For each line below that includes the word "JSON", make a copy.

Lines of data:
>>>>

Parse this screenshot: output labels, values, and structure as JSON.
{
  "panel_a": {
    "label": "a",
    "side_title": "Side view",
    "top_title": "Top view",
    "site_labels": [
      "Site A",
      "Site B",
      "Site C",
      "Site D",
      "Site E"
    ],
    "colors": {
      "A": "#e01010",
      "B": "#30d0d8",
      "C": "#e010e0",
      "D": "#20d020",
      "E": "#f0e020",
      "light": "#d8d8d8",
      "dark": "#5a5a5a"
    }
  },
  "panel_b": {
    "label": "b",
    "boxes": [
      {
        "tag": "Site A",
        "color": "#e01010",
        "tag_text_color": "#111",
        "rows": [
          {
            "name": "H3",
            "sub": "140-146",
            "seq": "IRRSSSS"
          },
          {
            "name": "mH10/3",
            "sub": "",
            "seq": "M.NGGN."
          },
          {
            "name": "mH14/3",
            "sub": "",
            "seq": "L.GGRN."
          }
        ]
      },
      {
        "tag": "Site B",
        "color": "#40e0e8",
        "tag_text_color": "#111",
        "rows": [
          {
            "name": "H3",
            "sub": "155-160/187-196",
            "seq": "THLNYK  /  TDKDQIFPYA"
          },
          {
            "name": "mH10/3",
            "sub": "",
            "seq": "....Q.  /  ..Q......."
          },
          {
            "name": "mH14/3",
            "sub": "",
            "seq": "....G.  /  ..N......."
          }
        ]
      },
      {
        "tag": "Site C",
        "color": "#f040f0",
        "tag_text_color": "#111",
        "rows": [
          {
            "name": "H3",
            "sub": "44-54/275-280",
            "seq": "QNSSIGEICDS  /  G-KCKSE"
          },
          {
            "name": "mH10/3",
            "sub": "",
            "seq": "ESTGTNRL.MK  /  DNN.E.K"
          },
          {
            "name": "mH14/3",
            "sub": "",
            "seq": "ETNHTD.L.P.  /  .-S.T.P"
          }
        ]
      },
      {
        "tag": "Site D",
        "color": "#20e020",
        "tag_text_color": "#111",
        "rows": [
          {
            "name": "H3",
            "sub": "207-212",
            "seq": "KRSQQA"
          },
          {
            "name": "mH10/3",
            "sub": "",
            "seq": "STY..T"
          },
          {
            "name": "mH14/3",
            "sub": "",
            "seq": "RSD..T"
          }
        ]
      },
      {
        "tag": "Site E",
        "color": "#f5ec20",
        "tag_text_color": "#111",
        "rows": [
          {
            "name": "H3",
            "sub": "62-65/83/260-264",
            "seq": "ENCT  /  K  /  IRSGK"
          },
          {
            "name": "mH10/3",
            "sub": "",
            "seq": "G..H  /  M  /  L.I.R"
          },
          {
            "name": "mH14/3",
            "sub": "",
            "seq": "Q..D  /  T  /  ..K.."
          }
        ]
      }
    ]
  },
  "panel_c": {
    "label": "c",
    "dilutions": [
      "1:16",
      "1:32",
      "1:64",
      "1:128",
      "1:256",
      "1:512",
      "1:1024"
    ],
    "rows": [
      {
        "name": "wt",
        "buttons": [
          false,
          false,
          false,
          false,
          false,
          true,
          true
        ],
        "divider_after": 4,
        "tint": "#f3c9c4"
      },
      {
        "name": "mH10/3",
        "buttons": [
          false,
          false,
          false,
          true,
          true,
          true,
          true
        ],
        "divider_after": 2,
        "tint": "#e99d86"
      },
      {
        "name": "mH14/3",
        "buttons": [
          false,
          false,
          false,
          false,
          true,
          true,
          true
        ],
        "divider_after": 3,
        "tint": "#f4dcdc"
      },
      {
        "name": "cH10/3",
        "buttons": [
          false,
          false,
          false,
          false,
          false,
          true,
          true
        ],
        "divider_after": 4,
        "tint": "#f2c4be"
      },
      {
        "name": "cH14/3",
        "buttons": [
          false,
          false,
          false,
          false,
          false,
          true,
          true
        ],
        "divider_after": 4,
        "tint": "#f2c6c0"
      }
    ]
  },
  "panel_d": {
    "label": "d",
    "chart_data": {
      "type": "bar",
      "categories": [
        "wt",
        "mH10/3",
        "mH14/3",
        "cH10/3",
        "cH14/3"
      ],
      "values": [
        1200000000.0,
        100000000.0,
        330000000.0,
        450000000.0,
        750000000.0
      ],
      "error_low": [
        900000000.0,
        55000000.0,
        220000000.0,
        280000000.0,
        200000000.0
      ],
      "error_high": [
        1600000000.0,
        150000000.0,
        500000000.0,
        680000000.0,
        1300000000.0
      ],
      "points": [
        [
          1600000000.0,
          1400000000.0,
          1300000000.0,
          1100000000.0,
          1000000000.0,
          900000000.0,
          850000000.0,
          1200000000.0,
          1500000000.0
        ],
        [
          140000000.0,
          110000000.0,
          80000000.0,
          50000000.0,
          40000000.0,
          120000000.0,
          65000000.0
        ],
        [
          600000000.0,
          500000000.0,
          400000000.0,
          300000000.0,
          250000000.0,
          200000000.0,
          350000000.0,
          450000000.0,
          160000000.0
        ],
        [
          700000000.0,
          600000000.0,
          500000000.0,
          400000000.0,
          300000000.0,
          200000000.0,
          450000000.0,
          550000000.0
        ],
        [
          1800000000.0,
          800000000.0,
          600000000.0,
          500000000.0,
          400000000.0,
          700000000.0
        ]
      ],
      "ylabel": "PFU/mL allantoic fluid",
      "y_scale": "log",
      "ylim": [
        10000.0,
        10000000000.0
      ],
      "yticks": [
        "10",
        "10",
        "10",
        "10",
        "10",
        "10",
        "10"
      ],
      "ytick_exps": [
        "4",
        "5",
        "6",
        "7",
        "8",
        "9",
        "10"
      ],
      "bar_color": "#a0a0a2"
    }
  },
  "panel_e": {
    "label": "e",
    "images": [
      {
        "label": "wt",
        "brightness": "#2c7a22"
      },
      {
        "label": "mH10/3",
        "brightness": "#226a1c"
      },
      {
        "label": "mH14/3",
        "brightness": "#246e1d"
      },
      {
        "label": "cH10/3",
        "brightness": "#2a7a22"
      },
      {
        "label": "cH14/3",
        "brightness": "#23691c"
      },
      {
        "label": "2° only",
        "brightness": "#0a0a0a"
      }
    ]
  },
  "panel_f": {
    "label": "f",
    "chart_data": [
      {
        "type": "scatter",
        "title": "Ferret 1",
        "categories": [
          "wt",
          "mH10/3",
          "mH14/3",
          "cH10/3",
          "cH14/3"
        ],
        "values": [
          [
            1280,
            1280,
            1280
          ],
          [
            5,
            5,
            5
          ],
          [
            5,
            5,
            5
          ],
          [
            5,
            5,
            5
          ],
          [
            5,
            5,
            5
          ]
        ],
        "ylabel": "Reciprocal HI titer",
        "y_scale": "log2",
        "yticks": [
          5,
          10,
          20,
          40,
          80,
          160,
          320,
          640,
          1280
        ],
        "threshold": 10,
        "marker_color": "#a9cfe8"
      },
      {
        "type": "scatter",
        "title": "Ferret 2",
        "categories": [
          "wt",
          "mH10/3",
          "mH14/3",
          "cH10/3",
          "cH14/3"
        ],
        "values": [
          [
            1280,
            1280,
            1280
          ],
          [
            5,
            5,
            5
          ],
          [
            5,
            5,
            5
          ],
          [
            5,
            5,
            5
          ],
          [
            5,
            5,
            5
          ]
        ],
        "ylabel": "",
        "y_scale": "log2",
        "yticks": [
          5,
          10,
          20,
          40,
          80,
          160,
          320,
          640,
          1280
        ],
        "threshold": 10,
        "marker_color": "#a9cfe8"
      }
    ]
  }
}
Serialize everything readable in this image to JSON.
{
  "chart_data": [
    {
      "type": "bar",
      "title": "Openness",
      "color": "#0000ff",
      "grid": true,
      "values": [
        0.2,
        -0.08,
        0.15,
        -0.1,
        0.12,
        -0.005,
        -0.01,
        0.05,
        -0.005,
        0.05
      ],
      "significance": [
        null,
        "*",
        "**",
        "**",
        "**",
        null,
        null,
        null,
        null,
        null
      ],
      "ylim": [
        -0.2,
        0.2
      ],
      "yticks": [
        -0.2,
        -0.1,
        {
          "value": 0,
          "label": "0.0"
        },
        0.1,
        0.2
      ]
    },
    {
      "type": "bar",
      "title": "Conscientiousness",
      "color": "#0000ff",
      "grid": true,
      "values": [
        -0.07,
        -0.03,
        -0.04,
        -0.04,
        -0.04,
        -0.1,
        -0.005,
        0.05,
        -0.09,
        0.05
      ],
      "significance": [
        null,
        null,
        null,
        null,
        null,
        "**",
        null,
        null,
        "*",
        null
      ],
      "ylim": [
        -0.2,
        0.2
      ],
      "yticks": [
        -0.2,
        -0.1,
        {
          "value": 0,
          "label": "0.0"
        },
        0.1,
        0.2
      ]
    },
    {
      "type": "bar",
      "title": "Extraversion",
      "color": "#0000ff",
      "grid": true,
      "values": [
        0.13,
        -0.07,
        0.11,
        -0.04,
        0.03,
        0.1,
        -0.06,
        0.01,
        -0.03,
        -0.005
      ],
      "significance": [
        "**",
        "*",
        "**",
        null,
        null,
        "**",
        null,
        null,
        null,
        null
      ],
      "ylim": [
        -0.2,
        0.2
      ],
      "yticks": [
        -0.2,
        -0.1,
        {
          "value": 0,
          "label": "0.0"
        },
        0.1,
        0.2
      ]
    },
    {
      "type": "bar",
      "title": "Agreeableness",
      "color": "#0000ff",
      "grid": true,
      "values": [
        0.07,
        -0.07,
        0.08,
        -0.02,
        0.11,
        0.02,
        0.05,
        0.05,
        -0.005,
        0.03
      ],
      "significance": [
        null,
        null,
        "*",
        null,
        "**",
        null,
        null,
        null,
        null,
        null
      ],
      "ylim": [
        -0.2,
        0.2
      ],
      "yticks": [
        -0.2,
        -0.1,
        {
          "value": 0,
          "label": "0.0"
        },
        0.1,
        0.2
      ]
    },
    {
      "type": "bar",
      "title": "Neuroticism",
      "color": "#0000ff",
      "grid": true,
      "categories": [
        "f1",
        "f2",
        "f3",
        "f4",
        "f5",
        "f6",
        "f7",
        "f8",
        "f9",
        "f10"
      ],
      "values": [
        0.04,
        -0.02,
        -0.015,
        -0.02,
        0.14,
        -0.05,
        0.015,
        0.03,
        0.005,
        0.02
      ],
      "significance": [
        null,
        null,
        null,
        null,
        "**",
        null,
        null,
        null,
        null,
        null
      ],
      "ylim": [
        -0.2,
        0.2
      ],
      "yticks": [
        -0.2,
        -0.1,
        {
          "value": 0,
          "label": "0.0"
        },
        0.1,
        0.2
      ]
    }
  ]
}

<<<<

TASK SOLUTION:
Parse this screenshot: output labels, values, and structure as JSON.
Serialize everything readable in this image to JSON.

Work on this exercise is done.